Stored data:
┄┄┄┄┄┄┄┄┄┄
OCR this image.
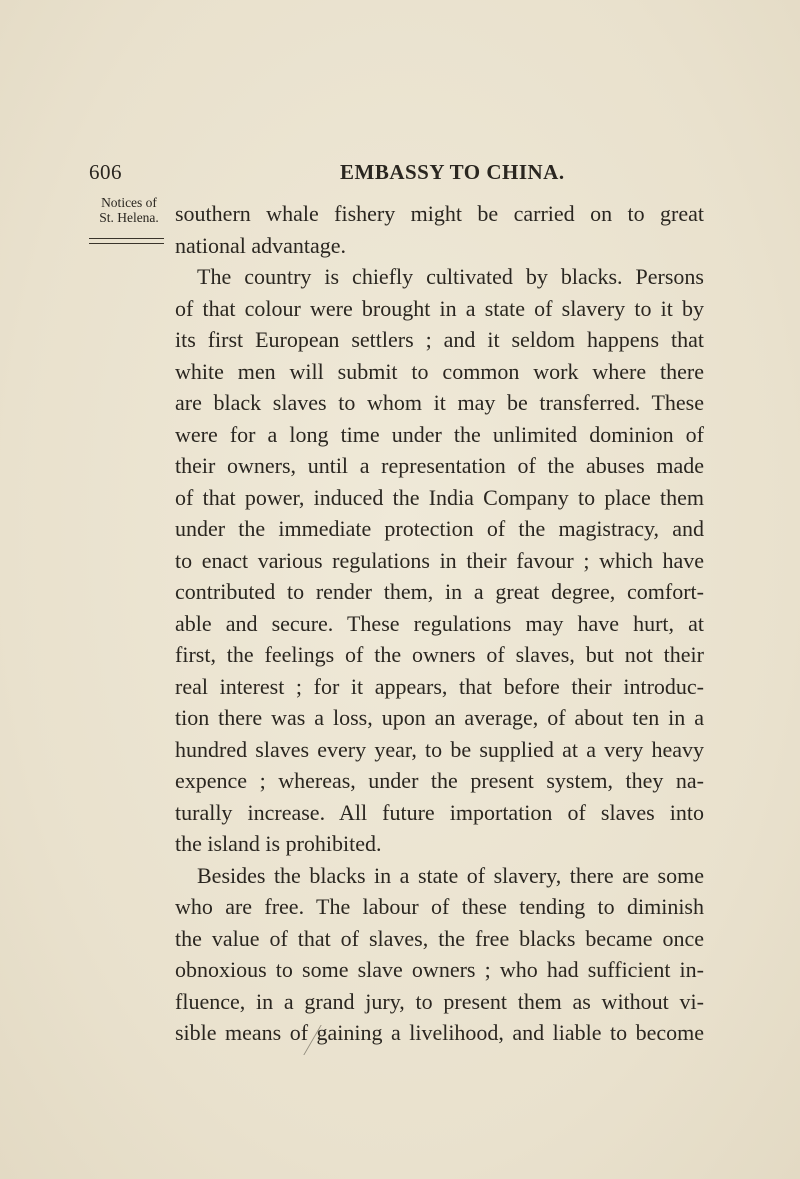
606	EMBASSY TO CHINA.
Notices of
St. Helena. southern whale fishery might be carried on to great
national advantage.
The country is chiefly cultivated by blacks. Persons
of that colour were brought in a state of slavery to it by
its first European settlers ; and it seldom happens that
white men will submit to common work where there
are black slaves to whom it may be transferred. These
were for a long time under the unlimited dominion of
their owners, until a representation of the abuses made
of that power, induced the India Company to place them
under the immediate protection of the magistracy, and
to enact various regulations in their favour ; which have
contributed to render them, in a great degree, comfort-
able and secure. These regulations may have hurt, at
first, the feelings of the owners of slaves, but not their
real interest ; for it appears, that before their introduc-
tion there was a loss, upon an average, of about ten in a
hundred slaves every year, to be supplied at a very heavy
expence ; whereas, under the present system, they na-
turally increase. All future importation of slaves into
the island is prohibited.
Besides the blacks in a state of slavery, there are some
who are free. The labour of these tending to diminish
the value of that of slaves, the free blacks became once
obnoxious to some slave owners ; who had sufficient in-
fluence, in a grand jury, to present them as without vi-
sible means of gaining a livelihood, and liable to become
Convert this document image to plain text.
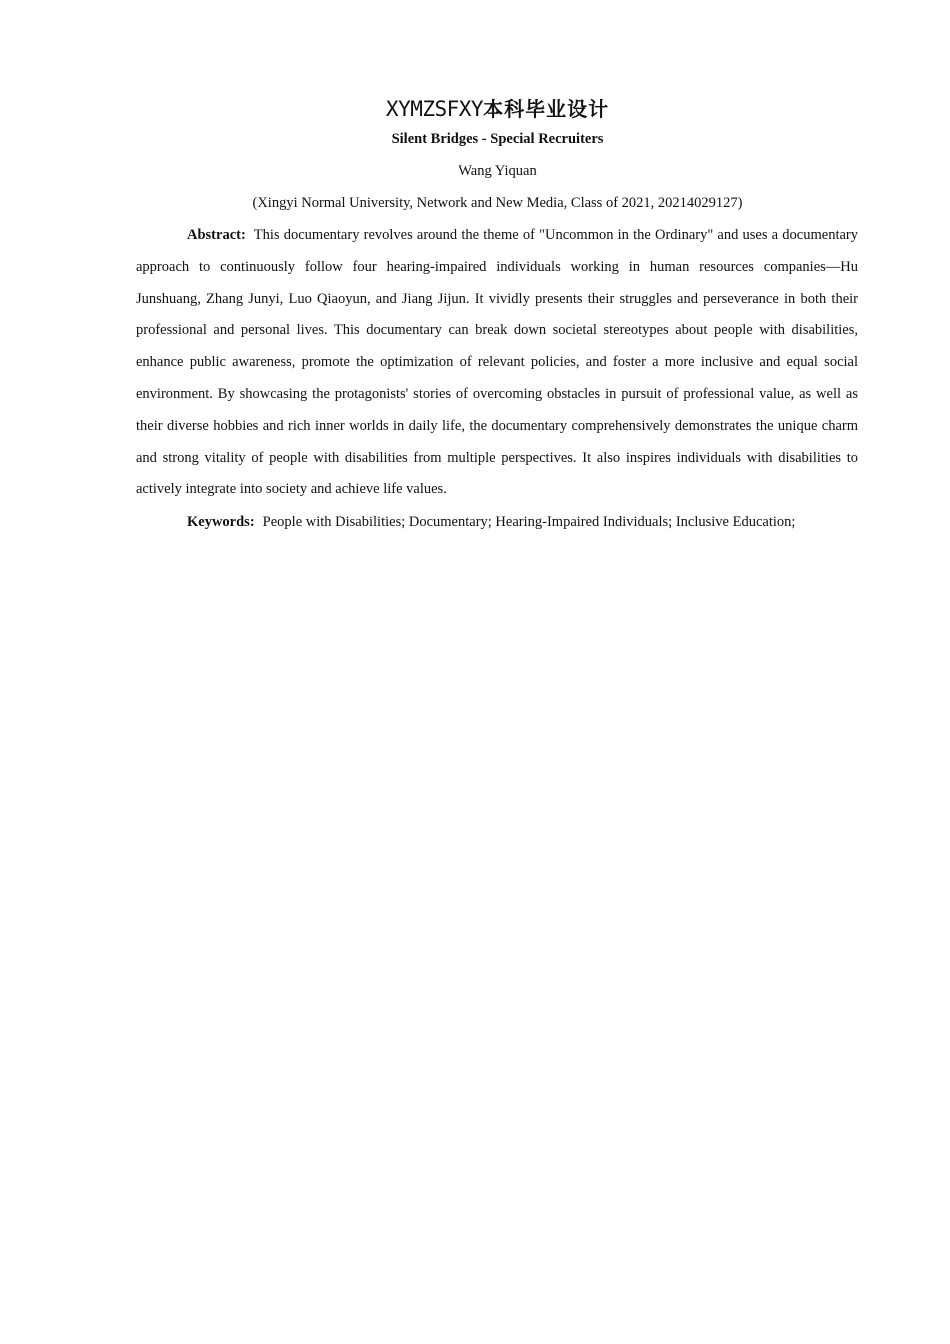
XYMZSFXY本科毕业设计
Silent Bridges - Special Recruiters
Wang Yiquan
(Xingyi Normal University, Network and New Media, Class of 2021, 20214029127)

Abstract: This documentary revolves around the theme of "Uncommon in the Ordinary" and uses a documentary approach to continuously follow four hearing-impaired individuals working in human resources companies—Hu Junshuang, Zhang Junyi, Luo Qiaoyun, and Jiang Jijun. It vividly presents their struggles and perseverance in both their professional and personal lives. This documentary can break down societal stereotypes about people with disabilities, enhance public awareness, promote the optimization of relevant policies, and foster a more inclusive and equal social environment. By showcasing the protagonists' stories of overcoming obstacles in pursuit of professional value, as well as their diverse hobbies and rich inner worlds in daily life, the documentary comprehensively demonstrates the unique charm and strong vitality of people with disabilities from multiple perspectives. It also inspires individuals with disabilities to actively integrate into society and achieve life values.

Keywords: People with Disabilities; Documentary; Hearing-Impaired Individuals; Inclusive Education;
┄┄┄┄┄┄┄┄┄┄
THE TASK: Copy out every line of the material above exactly, skipping the pictures.

TASK RESPONSE:
OCR this image.
606	EMBASSY TO CHINA.
Notices of
St. Helena. southern whale fishery might be carried on to great
national advantage.
The country is chiefly cultivated by blacks. Persons
of that colour were brought in a state of slavery to it by
its first European settlers ; and it seldom happens that
white men will submit to common work where there
are black slaves to whom it may be transferred. These
were for a long time under the unlimited dominion of
their owners, until a representation of the abuses made
of that power, induced the India Company to place them
under the immediate protection of the magistracy, and
to enact various regulations in their favour ; which have
contributed to render them, in a great degree, comfort-
able and secure. These regulations may have hurt, at
first, the feelings of the owners of slaves, but not their
real interest ; for it appears, that before their introduc-
tion there was a loss, upon an average, of about ten in a
hundred slaves every year, to be supplied at a very heavy
expence ; whereas, under the present system, they na-
turally increase. All future importation of slaves into
the island is prohibited.
Besides the blacks in a state of slavery, there are some
who are free. The labour of these tending to diminish
the value of that of slaves, the free blacks became once
obnoxious to some slave owners ; who had sufficient in-
fluence, in a grand jury, to present them as without vi-
sible means of gaining a livelihood, and liable to become
Convert this document image to plain text.
XYMZSFXY本科毕业设计
Silent Bridges - Special Recruiters
Wang Yiquan
(Xingyi Normal University, Network and New Media, Class of 2021, 20214029127)

Abstract: This documentary revolves around the theme of "Uncommon in the Ordinary" and uses a documentary approach to continuously follow four hearing-impaired individuals working in human resources companies—Hu Junshuang, Zhang Junyi, Luo Qiaoyun, and Jiang Jijun. It vividly presents their struggles and perseverance in both their professional and personal lives. This documentary can break down societal stereotypes about people with disabilities, enhance public awareness, promote the optimization of relevant policies, and foster a more inclusive and equal social environment. By showcasing the protagonists' stories of overcoming obstacles in pursuit of professional value, as well as their diverse hobbies and rich inner worlds in daily life, the documentary comprehensively demonstrates the unique charm and strong vitality of people with disabilities from multiple perspectives. It also inspires individuals with disabilities to actively integrate into society and achieve life values.

Keywords: People with Disabilities; Documentary; Hearing-Impaired Individuals; Inclusive Education;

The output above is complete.